= Recorded data =
....

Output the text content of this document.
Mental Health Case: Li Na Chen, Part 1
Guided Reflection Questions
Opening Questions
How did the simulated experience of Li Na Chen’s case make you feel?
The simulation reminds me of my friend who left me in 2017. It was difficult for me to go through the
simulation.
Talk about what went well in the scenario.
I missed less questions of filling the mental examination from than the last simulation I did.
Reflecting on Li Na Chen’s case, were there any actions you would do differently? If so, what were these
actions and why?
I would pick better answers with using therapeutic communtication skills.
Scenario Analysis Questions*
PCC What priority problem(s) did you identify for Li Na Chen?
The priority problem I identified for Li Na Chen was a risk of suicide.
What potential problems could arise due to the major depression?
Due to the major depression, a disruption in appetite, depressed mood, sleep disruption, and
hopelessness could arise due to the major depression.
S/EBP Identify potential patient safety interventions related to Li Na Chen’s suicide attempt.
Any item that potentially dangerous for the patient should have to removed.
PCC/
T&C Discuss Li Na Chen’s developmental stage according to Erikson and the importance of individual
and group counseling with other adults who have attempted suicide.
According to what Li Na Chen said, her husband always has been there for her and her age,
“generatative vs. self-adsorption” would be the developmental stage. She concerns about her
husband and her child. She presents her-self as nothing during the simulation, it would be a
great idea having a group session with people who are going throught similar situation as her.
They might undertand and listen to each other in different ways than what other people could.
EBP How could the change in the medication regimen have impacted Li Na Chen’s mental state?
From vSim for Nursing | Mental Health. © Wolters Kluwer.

....

All of the entries should be written out again exactly.

= SOLUTION TO THIS EXERCISE =
Output the text content of this document.
Mental Health Case: Li Na Chen, Part 1
Guided Reflection Questions
Opening Questions
How did the simulated experience of Li Na Chen’s case make you feel?
The simulation reminds me of my friend who left me in 2017. It was difficult for me to go through the
simulation.
Talk about what went well in the scenario.
I missed less questions of filling the mental examination from than the last simulation I did.
Reflecting on Li Na Chen’s case, were there any actions you would do differently? If so, what were these
actions and why?
I would pick better answers with using therapeutic communtication skills.
Scenario Analysis Questions*
PCC What priority problem(s) did you identify for Li Na Chen?
The priority problem I identified for Li Na Chen was a risk of suicide.
What potential problems could arise due to the major depression?
Due to the major depression, a disruption in appetite, depressed mood, sleep disruption, and
hopelessness could arise due to the major depression.
S/EBP Identify potential patient safety interventions related to Li Na Chen’s suicide attempt.
Any item that potentially dangerous for the patient should have to removed.
PCC/
T&C Discuss Li Na Chen’s developmental stage according to Erikson and the importance of individual
and group counseling with other adults who have attempted suicide.
According to what Li Na Chen said, her husband always has been there for her and her age,
“generatative vs. self-adsorption” would be the developmental stage. She concerns about her
husband and her child. She presents her-self as nothing during the simulation, it would be a
great idea having a group session with people who are going throught similar situation as her.
They might undertand and listen to each other in different ways than what other people could.
EBP How could the change in the medication regimen have impacted Li Na Chen’s mental state?
From vSim for Nursing | Mental Health. © Wolters Kluwer.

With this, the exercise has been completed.